Material for this exercise
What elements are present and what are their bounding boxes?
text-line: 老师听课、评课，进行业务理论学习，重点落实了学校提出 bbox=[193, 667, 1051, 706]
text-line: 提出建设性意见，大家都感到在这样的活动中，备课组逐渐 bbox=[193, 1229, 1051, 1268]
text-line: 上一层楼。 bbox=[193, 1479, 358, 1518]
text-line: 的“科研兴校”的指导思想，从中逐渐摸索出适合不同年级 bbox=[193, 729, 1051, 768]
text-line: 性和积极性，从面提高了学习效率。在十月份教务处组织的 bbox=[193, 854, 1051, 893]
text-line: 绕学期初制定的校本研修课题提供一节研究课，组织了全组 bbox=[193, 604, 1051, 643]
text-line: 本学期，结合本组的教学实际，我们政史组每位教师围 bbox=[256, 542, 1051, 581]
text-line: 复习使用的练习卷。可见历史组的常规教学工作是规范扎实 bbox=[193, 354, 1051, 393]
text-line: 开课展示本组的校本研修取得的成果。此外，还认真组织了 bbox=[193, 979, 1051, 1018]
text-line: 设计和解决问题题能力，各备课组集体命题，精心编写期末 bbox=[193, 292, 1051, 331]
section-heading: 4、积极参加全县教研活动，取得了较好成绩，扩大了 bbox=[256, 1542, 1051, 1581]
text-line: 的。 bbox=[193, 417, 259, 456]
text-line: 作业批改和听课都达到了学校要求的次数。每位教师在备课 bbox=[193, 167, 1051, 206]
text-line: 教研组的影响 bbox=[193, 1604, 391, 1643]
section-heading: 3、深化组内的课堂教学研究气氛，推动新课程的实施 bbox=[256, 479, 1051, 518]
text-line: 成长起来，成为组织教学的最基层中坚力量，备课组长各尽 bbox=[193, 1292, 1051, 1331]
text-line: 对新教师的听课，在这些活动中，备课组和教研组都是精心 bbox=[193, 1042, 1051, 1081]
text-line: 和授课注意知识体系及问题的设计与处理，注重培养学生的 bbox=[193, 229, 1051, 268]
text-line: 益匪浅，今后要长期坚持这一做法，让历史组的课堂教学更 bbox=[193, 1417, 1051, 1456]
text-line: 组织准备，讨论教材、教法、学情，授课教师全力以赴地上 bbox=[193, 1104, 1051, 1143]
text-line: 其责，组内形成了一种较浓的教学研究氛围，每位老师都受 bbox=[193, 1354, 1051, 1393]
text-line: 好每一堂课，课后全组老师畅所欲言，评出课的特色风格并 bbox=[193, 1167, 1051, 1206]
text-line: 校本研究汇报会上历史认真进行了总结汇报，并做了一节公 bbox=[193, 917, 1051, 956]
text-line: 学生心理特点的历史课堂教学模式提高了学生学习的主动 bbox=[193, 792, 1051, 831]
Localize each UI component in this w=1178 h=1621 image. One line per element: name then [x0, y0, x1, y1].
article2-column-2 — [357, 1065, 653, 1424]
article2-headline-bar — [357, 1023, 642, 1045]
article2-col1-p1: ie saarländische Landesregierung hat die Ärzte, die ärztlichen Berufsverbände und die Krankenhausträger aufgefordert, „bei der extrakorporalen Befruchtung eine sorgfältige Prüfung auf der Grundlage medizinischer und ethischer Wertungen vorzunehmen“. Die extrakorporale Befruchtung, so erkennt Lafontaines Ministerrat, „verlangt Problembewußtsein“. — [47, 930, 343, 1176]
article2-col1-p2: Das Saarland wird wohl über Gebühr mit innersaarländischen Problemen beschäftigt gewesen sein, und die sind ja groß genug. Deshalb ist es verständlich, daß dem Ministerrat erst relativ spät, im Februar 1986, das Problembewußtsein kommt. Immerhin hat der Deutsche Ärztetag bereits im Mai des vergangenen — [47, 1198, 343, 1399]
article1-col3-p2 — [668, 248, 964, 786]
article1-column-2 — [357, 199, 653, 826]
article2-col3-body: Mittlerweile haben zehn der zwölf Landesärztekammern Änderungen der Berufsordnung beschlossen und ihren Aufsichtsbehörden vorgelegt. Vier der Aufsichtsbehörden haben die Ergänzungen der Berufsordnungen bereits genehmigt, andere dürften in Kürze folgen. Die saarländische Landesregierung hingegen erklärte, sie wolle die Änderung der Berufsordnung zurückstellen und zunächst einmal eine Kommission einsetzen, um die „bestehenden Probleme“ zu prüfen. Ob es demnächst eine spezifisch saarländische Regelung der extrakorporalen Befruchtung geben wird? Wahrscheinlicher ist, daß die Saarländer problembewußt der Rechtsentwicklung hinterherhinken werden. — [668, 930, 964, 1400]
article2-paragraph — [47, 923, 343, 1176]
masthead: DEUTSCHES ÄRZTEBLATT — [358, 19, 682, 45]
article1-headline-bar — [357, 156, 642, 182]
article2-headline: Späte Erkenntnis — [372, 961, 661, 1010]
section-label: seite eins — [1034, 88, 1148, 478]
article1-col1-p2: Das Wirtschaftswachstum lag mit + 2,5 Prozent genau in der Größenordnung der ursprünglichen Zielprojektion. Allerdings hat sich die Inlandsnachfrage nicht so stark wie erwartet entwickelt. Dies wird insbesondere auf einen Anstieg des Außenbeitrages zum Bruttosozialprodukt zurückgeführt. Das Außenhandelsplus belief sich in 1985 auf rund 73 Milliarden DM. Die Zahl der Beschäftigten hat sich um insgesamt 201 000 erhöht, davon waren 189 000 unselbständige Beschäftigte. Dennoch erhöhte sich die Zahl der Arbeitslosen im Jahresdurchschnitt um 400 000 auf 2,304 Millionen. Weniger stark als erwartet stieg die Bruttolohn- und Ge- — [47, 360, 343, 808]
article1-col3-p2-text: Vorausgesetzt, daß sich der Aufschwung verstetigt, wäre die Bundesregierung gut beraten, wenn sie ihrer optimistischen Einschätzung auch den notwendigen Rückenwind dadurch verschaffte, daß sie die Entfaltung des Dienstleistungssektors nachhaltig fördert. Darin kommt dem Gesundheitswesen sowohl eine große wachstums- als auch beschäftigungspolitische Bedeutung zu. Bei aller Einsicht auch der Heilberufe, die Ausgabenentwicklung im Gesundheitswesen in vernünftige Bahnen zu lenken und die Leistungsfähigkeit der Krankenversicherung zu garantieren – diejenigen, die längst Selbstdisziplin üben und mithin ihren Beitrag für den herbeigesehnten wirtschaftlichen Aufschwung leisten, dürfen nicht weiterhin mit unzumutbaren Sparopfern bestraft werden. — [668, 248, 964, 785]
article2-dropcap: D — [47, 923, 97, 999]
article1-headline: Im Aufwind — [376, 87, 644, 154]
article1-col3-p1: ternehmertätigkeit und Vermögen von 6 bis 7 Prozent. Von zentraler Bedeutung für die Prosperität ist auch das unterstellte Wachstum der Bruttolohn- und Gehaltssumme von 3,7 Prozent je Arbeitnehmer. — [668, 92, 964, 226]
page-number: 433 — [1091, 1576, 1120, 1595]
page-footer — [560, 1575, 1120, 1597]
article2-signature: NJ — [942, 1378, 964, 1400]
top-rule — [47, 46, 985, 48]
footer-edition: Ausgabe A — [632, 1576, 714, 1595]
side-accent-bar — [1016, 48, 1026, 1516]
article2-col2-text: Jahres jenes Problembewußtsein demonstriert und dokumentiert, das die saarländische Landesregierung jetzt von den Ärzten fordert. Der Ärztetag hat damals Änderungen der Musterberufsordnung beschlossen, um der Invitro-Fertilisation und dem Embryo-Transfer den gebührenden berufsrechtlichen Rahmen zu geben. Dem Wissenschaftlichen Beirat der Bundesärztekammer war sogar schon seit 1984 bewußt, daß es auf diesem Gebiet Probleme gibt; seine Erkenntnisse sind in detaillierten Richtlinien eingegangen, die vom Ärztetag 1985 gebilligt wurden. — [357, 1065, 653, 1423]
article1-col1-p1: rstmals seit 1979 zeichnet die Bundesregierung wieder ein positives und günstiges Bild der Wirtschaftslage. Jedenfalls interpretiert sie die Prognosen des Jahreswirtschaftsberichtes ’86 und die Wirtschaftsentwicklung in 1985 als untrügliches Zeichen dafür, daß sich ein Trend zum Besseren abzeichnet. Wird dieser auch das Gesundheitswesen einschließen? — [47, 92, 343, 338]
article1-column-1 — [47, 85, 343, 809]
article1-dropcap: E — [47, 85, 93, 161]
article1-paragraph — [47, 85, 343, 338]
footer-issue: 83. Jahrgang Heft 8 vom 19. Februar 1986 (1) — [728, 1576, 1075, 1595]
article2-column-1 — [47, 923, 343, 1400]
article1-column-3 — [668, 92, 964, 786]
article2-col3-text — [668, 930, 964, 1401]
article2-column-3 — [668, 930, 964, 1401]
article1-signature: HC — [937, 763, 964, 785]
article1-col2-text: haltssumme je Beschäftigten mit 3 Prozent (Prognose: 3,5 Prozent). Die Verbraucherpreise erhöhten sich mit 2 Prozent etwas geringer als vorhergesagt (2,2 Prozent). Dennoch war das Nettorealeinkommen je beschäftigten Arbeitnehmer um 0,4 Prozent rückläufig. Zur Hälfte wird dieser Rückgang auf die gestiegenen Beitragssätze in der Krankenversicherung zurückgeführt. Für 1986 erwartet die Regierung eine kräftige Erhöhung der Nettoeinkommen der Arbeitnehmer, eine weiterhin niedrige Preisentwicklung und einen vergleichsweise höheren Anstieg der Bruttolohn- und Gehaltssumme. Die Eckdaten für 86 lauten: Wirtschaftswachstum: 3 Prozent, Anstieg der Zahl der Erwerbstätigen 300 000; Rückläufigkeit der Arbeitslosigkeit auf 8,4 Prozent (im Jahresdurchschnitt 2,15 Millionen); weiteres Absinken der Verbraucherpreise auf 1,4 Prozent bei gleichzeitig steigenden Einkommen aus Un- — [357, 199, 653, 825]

Exercise description
Copy the data word for word, from its first line through the line containing "text-line: 作业批改和听课都达到了学校要求的次数。每位教师在备课 bbox=[193, 167, 1051, 206]", both included.

Exercise output
What elements are present and what are their bounding boxes?
text-line: 老师听课、评课，进行业务理论学习，重点落实了学校提出 bbox=[193, 667, 1051, 706]
text-line: 提出建设性意见，大家都感到在这样的活动中，备课组逐渐 bbox=[193, 1229, 1051, 1268]
text-line: 上一层楼。 bbox=[193, 1479, 358, 1518]
text-line: 的“科研兴校”的指导思想，从中逐渐摸索出适合不同年级 bbox=[193, 729, 1051, 768]
text-line: 性和积极性，从面提高了学习效率。在十月份教务处组织的 bbox=[193, 854, 1051, 893]
text-line: 绕学期初制定的校本研修课题提供一节研究课，组织了全组 bbox=[193, 604, 1051, 643]
text-line: 本学期，结合本组的教学实际，我们政史组每位教师围 bbox=[256, 542, 1051, 581]
text-line: 复习使用的练习卷。可见历史组的常规教学工作是规范扎实 bbox=[193, 354, 1051, 393]
text-line: 开课展示本组的校本研修取得的成果。此外，还认真组织了 bbox=[193, 979, 1051, 1018]
text-line: 设计和解决问题题能力，各备课组集体命题，精心编写期末 bbox=[193, 292, 1051, 331]
section-heading: 4、积极参加全县教研活动，取得了较好成绩，扩大了 bbox=[256, 1542, 1051, 1581]
text-line: 的。 bbox=[193, 417, 259, 456]
text-line: 作业批改和听课都达到了学校要求的次数。每位教师在备课 bbox=[193, 167, 1051, 206]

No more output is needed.